* [Work instructions]: In the listing below, find every line with the string "mexer" and pull it out.

* [Entries supplied]:

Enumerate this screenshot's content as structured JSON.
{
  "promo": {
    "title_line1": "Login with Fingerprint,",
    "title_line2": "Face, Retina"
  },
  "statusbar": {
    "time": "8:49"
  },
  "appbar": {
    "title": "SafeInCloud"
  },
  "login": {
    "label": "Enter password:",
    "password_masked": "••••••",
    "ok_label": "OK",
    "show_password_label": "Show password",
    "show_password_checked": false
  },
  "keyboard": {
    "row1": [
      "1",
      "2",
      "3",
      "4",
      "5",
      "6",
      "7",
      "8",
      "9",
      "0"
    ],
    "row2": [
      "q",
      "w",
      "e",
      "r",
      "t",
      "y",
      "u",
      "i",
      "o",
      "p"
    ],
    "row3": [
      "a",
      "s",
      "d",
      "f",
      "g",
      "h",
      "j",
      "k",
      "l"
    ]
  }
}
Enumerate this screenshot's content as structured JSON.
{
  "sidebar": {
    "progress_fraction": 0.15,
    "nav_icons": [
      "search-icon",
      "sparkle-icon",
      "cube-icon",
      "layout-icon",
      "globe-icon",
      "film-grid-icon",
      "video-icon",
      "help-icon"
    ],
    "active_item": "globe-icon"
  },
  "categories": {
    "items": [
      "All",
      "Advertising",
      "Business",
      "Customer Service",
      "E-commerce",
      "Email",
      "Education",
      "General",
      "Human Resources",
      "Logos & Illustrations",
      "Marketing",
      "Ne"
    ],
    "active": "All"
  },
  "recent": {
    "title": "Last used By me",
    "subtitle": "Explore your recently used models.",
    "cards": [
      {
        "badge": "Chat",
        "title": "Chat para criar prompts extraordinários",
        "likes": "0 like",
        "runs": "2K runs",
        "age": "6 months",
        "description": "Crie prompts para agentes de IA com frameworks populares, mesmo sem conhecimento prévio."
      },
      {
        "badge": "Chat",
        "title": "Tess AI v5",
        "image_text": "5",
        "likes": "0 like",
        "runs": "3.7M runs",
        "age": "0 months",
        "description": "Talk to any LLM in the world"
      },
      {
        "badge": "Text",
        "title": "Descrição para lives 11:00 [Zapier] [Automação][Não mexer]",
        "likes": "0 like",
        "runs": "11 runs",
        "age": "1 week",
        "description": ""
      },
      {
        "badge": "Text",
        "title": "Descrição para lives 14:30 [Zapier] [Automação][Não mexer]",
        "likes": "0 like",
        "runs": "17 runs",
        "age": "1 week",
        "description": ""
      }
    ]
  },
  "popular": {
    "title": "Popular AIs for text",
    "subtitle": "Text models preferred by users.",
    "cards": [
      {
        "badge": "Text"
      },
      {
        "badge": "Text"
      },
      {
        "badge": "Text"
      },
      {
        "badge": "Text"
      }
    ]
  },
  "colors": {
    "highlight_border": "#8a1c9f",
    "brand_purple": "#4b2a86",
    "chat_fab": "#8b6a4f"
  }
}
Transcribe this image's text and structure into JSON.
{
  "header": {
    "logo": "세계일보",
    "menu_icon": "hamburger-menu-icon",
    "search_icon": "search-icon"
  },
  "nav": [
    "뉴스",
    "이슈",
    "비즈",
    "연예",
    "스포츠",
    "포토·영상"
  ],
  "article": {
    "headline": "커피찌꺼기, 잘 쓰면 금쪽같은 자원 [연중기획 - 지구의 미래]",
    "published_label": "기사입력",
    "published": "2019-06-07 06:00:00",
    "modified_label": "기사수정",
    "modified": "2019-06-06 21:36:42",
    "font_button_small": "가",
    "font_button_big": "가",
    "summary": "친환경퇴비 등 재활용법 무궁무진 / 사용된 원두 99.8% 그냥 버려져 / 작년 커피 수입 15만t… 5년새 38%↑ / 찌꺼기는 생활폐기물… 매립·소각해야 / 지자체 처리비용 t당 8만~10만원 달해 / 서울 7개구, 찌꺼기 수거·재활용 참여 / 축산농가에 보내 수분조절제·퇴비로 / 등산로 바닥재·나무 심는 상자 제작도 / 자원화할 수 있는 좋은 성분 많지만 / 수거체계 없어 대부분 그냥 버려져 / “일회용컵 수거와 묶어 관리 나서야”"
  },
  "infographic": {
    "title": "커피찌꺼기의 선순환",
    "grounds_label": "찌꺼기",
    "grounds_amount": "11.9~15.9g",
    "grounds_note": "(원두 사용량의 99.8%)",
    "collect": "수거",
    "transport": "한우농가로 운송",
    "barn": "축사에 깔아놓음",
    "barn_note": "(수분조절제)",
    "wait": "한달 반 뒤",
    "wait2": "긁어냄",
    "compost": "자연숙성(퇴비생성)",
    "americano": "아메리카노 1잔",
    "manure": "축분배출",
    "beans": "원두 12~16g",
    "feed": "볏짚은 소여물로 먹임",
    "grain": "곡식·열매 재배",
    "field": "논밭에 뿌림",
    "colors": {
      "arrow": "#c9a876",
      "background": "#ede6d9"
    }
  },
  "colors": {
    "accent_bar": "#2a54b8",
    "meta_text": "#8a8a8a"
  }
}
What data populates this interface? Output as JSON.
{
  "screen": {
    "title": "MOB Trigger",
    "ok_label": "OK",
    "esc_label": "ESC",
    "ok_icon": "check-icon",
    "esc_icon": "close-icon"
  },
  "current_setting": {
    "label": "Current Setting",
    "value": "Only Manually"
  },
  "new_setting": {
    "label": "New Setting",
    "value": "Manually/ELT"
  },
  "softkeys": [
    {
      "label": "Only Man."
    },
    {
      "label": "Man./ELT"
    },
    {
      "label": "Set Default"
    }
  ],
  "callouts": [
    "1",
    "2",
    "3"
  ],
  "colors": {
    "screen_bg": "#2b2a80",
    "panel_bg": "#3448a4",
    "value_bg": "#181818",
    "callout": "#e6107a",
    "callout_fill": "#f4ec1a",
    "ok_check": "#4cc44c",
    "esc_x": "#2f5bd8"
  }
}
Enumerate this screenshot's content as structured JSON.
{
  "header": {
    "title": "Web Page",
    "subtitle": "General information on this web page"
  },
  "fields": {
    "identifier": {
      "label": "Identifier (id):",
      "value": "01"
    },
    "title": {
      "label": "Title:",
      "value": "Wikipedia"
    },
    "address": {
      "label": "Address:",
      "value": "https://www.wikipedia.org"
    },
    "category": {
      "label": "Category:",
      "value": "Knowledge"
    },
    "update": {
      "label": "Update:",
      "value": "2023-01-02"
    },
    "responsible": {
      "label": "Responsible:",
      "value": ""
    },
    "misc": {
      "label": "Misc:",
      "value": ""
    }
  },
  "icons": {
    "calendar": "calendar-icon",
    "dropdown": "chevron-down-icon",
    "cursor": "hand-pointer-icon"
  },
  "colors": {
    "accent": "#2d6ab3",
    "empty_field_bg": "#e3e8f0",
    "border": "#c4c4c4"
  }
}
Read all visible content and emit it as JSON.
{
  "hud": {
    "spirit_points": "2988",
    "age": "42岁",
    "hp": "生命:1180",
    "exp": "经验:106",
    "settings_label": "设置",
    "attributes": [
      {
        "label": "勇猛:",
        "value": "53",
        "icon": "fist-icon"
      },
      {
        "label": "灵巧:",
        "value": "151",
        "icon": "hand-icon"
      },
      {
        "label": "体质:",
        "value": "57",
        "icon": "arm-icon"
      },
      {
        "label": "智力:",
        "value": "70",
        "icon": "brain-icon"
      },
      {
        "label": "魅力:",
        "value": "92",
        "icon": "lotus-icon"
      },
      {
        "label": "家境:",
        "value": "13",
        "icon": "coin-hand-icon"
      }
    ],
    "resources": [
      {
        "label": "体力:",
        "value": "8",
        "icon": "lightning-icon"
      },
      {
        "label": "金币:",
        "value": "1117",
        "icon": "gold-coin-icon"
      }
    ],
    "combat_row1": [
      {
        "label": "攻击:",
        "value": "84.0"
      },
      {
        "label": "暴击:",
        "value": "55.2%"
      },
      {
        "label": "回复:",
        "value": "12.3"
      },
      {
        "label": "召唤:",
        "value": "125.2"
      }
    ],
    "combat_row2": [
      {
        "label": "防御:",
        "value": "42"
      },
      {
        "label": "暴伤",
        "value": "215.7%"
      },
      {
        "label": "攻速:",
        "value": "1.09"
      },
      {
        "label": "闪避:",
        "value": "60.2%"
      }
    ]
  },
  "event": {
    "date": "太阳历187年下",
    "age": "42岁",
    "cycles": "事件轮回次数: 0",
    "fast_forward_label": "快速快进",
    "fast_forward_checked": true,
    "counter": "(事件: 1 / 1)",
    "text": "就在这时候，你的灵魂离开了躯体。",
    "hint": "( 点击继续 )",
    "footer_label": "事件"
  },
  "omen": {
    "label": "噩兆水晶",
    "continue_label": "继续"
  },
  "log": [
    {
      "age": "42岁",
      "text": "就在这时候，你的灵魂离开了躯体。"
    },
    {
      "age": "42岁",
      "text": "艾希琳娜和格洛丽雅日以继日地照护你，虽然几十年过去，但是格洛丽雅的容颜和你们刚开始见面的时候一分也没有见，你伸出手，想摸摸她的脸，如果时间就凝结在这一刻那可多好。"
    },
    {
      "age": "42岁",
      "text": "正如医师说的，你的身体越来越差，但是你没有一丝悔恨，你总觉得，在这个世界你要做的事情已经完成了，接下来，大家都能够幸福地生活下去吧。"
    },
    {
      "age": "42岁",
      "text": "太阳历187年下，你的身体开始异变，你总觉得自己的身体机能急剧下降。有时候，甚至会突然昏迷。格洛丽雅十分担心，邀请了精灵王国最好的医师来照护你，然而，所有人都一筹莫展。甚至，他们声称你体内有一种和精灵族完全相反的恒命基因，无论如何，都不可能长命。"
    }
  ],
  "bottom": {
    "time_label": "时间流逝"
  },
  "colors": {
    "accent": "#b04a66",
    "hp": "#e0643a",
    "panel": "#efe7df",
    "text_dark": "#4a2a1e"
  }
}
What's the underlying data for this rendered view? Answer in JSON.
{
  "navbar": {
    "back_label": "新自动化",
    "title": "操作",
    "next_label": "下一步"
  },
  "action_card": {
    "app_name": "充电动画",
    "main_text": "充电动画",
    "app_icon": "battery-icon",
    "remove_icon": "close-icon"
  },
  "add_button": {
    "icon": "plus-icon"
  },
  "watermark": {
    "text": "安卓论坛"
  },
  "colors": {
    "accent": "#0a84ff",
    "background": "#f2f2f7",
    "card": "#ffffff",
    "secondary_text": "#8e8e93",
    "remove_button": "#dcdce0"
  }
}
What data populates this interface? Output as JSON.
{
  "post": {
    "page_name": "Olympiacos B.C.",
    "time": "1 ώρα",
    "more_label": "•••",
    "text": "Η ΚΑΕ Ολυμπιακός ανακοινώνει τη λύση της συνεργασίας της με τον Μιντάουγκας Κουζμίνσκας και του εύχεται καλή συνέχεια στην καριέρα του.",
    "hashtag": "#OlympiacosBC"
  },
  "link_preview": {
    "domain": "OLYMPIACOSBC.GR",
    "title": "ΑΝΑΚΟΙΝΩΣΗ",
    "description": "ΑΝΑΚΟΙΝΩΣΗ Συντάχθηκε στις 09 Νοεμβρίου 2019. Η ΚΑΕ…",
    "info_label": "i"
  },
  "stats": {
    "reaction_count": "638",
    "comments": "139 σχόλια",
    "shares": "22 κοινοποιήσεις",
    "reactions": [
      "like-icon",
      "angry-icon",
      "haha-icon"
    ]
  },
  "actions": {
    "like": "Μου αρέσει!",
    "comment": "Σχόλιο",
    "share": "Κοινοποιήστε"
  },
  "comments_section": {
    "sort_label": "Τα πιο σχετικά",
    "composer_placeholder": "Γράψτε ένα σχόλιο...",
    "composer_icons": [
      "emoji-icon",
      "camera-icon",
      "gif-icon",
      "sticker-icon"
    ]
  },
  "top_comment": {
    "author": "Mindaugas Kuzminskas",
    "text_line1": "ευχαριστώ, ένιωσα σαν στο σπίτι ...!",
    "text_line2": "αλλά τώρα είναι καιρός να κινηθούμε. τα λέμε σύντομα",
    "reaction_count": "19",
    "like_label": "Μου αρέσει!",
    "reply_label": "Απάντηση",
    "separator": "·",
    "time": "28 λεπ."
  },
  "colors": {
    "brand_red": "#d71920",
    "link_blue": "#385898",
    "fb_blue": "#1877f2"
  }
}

* [Response to the exercise]:
        "title": "Descrição para lives 11:00 [Zapier] [Automação][Não mexer]",
        "title": "Descrição para lives 14:30 [Zapier] [Automação][Não mexer]",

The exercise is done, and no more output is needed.